> [WHAT TO WORK ON] Take the data that follows and retype it word for word.

[start]

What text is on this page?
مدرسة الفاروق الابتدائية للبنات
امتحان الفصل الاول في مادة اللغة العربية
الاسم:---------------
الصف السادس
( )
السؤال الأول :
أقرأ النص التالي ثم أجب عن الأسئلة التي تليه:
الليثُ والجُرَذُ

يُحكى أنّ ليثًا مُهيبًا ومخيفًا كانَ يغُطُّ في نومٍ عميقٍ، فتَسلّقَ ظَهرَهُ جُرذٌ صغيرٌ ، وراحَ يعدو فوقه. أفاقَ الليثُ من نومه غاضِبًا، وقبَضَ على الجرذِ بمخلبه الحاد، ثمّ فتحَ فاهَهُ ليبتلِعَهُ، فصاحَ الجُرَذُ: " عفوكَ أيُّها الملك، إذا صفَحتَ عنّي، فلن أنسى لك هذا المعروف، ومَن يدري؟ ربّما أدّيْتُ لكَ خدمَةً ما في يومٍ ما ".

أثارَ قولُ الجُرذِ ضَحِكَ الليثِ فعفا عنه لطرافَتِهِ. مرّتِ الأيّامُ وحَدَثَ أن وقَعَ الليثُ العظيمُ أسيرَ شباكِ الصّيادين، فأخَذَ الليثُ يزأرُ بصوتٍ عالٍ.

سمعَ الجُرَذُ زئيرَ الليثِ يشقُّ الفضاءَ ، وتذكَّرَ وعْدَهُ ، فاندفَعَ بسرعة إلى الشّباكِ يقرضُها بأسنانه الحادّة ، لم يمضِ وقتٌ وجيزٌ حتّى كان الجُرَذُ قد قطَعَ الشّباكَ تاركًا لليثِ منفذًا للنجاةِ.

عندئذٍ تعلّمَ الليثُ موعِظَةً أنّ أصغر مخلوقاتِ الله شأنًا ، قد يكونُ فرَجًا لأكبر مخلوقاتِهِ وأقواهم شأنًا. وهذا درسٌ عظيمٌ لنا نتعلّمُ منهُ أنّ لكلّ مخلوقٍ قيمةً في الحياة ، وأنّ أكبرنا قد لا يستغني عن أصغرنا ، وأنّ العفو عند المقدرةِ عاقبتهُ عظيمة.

[end]

> [TASK SOLUTION]
What text is on this page?
مدرسة الفاروق الابتدائية للبنات
امتحان الفصل الاول في مادة اللغة العربية
الاسم:---------------
الصف السادس
( )
السؤال الأول :
أقرأ النص التالي ثم أجب عن الأسئلة التي تليه:
الليثُ والجُرَذُ

يُحكى أنّ ليثًا مُهيبًا ومخيفًا كانَ يغُطُّ في نومٍ عميقٍ، فتَسلّقَ ظَهرَهُ جُرذٌ صغيرٌ ، وراحَ يعدو فوقه. أفاقَ الليثُ من نومه غاضِبًا، وقبَضَ على الجرذِ بمخلبه الحاد، ثمّ فتحَ فاهَهُ ليبتلِعَهُ، فصاحَ الجُرَذُ: " عفوكَ أيُّها الملك، إذا صفَحتَ عنّي، فلن أنسى لك هذا المعروف، ومَن يدري؟ ربّما أدّيْتُ لكَ خدمَةً ما في يومٍ ما ".

أثارَ قولُ الجُرذِ ضَحِكَ الليثِ فعفا عنه لطرافَتِهِ. مرّتِ الأيّامُ وحَدَثَ أن وقَعَ الليثُ العظيمُ أسيرَ شباكِ الصّيادين، فأخَذَ الليثُ يزأرُ بصوتٍ عالٍ.

سمعَ الجُرَذُ زئيرَ الليثِ يشقُّ الفضاءَ ، وتذكَّرَ وعْدَهُ ، فاندفَعَ بسرعة إلى الشّباكِ يقرضُها بأسنانه الحادّة ، لم يمضِ وقتٌ وجيزٌ حتّى كان الجُرَذُ قد قطَعَ الشّباكَ تاركًا لليثِ منفذًا للنجاةِ.

عندئذٍ تعلّمَ الليثُ موعِظَةً أنّ أصغر مخلوقاتِ الله شأنًا ، قد يكونُ فرَجًا لأكبر مخلوقاتِهِ وأقواهم شأنًا. وهذا درسٌ عظيمٌ لنا نتعلّمُ منهُ أنّ لكلّ مخلوقٍ قيمةً في الحياة ، وأنّ أكبرنا قد لا يستغني عن أصغرنا ، وأنّ العفو عند المقدرةِ عاقبتهُ عظيمة.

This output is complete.